• **Task description**:
Filter the listing below, copying every line in which the word "name" appears.

• **Records supplied**:
^^^^^^^^^^^^^^^^
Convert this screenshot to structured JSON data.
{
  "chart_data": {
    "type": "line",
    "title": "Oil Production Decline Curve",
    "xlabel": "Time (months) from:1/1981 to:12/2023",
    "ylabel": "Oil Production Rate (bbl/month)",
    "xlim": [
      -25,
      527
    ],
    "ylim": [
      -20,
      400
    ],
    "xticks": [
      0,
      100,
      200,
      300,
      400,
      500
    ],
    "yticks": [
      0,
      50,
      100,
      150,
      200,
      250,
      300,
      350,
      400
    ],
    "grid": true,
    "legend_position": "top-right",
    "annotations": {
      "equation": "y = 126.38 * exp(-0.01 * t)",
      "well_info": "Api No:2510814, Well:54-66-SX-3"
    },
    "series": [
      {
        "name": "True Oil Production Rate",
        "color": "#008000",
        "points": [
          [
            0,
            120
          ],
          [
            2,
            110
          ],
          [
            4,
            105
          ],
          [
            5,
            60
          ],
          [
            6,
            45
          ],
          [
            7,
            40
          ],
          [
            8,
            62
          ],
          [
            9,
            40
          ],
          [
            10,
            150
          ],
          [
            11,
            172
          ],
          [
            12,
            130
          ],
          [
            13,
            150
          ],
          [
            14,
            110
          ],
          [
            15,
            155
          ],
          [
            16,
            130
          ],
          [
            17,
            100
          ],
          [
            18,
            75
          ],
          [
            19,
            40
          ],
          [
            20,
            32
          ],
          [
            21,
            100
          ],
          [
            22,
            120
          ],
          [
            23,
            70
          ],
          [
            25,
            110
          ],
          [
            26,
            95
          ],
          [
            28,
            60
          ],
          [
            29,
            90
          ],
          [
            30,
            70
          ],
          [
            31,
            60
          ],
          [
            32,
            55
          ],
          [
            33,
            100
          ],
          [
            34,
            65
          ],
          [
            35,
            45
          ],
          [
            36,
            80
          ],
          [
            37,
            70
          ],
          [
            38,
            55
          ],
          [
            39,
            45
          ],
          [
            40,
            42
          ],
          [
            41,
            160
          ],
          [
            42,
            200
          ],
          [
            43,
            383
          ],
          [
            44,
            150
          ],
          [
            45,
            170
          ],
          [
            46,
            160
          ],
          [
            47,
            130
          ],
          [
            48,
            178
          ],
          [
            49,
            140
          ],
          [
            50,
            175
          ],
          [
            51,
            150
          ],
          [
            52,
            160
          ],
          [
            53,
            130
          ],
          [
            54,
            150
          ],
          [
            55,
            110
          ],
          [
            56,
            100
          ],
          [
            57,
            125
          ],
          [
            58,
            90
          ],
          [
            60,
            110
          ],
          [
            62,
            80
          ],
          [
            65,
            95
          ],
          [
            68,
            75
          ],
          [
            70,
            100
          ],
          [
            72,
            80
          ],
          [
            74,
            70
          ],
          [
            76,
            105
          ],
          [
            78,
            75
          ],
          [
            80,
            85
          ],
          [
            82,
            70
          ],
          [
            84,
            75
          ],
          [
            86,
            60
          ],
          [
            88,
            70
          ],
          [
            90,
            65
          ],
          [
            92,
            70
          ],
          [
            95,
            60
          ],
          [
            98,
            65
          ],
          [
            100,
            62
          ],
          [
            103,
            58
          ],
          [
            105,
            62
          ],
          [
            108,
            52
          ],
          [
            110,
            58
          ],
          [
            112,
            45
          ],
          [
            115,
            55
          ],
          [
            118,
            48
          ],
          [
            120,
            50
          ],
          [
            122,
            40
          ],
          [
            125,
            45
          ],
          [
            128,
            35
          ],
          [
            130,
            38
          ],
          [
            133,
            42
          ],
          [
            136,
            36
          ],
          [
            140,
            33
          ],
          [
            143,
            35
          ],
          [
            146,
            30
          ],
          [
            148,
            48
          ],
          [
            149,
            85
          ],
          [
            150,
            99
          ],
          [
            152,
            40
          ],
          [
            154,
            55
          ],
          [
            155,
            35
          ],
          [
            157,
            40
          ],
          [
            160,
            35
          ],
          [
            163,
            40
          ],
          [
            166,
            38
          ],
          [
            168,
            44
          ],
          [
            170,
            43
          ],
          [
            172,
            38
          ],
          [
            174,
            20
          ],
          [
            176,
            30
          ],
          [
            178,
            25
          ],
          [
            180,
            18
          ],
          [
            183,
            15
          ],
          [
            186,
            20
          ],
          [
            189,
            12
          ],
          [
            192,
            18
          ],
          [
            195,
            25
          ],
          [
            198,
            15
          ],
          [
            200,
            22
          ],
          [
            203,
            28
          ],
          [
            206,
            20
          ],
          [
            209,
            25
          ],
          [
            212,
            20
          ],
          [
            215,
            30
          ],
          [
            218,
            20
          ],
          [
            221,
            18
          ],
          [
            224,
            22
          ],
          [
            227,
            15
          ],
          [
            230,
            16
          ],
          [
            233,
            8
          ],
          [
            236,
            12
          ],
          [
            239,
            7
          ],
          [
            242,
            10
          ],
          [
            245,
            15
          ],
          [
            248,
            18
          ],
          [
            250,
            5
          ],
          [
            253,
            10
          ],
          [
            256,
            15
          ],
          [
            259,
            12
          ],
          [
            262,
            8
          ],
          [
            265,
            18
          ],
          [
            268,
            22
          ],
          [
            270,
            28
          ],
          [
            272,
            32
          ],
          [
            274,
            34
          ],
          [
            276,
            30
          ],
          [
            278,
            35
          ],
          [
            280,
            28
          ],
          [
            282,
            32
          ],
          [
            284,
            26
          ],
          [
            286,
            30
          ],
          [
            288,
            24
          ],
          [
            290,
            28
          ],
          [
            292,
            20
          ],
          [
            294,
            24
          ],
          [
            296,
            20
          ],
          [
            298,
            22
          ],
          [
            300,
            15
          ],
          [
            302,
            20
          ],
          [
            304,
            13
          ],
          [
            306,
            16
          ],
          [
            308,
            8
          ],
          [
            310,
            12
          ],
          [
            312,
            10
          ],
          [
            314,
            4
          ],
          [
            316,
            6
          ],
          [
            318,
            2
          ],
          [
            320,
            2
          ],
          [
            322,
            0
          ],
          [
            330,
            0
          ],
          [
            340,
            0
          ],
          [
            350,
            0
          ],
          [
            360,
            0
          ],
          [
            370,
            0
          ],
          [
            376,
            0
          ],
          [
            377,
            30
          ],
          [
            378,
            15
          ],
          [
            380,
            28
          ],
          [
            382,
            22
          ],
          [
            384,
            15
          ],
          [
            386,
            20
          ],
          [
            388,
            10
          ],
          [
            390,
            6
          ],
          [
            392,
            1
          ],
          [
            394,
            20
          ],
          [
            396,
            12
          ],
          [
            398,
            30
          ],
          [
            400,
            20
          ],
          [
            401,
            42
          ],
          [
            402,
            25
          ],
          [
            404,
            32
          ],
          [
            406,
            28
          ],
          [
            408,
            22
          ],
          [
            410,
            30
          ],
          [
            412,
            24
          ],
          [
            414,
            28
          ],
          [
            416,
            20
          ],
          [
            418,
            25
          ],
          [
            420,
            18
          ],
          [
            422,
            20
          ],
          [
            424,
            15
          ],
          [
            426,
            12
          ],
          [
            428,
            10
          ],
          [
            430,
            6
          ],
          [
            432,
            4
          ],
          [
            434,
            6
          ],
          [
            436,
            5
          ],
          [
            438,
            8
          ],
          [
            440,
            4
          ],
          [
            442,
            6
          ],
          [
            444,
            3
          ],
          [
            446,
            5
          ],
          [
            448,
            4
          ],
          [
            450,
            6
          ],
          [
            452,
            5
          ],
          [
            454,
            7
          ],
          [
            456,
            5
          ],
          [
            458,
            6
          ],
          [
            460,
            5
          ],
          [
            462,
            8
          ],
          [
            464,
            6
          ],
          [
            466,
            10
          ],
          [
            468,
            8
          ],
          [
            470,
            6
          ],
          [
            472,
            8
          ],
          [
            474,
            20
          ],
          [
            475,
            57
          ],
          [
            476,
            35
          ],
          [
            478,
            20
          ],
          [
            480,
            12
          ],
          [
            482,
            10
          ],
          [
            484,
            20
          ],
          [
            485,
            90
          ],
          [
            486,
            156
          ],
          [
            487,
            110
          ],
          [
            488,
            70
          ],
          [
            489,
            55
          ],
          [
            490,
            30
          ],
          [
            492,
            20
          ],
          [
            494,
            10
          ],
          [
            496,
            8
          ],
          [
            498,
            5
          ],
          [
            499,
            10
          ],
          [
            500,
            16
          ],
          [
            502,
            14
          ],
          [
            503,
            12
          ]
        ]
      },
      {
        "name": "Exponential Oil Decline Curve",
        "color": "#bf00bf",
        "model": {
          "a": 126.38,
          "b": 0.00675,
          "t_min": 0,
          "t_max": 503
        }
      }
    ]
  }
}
^^^^^^^^^^^^^^^^
• **Written answer**:
        "name": "True Oil Production Rate",
        "name": "Exponential Oil Decline Curve",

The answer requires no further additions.